What this task involves:
Rewrite each line of the material below as a row in a Markdown table with the columns Row and Line, leaving out blank lines.
━━━ Given data
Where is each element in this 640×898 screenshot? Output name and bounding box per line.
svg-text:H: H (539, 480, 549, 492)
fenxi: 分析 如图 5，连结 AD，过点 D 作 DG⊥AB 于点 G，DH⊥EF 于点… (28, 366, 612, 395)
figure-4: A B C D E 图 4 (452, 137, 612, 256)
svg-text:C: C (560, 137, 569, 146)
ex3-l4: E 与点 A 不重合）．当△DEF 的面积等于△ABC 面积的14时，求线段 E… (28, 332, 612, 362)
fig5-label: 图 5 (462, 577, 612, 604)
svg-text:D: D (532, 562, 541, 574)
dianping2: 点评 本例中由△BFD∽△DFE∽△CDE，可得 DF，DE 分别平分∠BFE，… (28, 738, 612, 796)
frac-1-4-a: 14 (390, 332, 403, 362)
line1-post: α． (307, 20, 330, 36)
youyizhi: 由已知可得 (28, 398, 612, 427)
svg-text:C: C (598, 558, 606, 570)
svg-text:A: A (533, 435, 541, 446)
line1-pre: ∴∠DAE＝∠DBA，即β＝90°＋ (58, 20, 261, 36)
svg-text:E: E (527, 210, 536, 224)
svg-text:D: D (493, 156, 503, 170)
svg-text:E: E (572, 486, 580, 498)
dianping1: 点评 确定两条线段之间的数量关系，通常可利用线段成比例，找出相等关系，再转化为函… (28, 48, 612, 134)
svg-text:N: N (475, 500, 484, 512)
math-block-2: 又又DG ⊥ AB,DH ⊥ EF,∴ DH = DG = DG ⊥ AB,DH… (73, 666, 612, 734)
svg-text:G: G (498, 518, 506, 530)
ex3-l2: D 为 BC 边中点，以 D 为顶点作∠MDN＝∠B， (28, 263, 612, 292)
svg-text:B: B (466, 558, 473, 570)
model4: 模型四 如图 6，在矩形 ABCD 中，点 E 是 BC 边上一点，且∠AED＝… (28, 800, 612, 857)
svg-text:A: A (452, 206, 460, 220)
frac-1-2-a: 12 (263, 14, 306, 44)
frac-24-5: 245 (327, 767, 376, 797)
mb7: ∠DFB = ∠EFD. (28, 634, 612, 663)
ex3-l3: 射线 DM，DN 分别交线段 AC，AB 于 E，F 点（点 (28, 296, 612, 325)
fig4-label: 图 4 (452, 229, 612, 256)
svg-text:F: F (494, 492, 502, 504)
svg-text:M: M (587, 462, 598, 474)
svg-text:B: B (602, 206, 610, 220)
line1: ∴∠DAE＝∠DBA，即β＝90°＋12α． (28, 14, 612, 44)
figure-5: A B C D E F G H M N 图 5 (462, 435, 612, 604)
━━━━━━
Expected answer:
| Row | Line |
|---|---|
| 1 | Where is each element in this 640×898 screenshot? Output name and bounding box per line. |
| 2 | svg-text:H: H (539, 480, 549, 492) |
| 3 | fenxi: 分析 如图 5，连结 AD，过点 D 作 DG⊥AB 于点 G，DH⊥EF 于点… (28, 366, 612, 395) |
| 4 | figure-4: A B C D E 图 4 (452, 137, 612, 256) |
| 5 | svg-text:C: C (560, 137, 569, 146) |
| 6 | ex3-l4: E 与点 A 不重合）．当△DEF 的面积等于△ABC 面积的14时，求线段 E… (28, 332, 612, 362) |
| 7 | fig5-label: 图 5 (462, 577, 612, 604) |
| 8 | svg-text:D: D (532, 562, 541, 574) |
| 9 | dianping2: 点评 本例中由△BFD∽△DFE∽△CDE，可得 DF，DE 分别平分∠BFE，… (28, 738, 612, 796) |
| 10 | frac-1-4-a: 14 (390, 332, 403, 362) |
| 11 | line1-post: α． (307, 20, 330, 36) |
| 12 | youyizhi: 由已知可得 (28, 398, 612, 427) |
| 13 | svg-text:C: C (598, 558, 606, 570) |
| 14 | svg-text:A: A (533, 435, 541, 446) |
| 15 | line1-pre: ∴∠DAE＝∠DBA，即β＝90°＋ (58, 20, 261, 36) |
| 16 | svg-text:E: E (527, 210, 536, 224) |
| 17 | svg-text:D: D (493, 156, 503, 170) |
| 18 | svg-text:E: E (572, 486, 580, 498) |
| 19 | dianping1: 点评 确定两条线段之间的数量关系，通常可利用线段成比例，找出相等关系，再转化为函… (28, 48, 612, 134) |
| 20 | svg-text:N: N (475, 500, 484, 512) |
| 21 | math-block-2: 又又DG ⊥ AB,DH ⊥ EF,∴ DH = DG = DG ⊥ AB,DH… (73, 666, 612, 734) |
| 22 | svg-text:G: G (498, 518, 506, 530) |
| 23 | ex3-l2: D 为 BC 边中点，以 D 为顶点作∠MDN＝∠B， (28, 263, 612, 292) |
| 24 | svg-text:B: B (466, 558, 473, 570) |
| 25 | model4: 模型四 如图 6，在矩形 ABCD 中，点 E 是 BC 边上一点，且∠AED＝… (28, 800, 612, 857) |
| 26 | svg-text:A: A (452, 206, 460, 220) |
| 27 | frac-1-2-a: 12 (263, 14, 306, 44) |
| 28 | frac-24-5: 245 (327, 767, 376, 797) |
| 29 | mb7: ∠DFB = ∠EFD. (28, 634, 612, 663) |
| 30 | ex3-l3: 射线 DM，DN 分别交线段 AC，AB 于 E，F 点（点 (28, 296, 612, 325) |
| 31 | fig4-label: 图 4 (452, 229, 612, 256) |
| 32 | svg-text:F: F (494, 492, 502, 504) |
| 33 | svg-text:M: M (587, 462, 598, 474) |
| 34 | svg-text:B: B (602, 206, 610, 220) |
| 35 | line1: ∴∠DAE＝∠DBA，即β＝90°＋12α． (28, 14, 612, 44) |
| 36 | figure-5: A B C D E F G H M N 图 5 (462, 435, 612, 604) |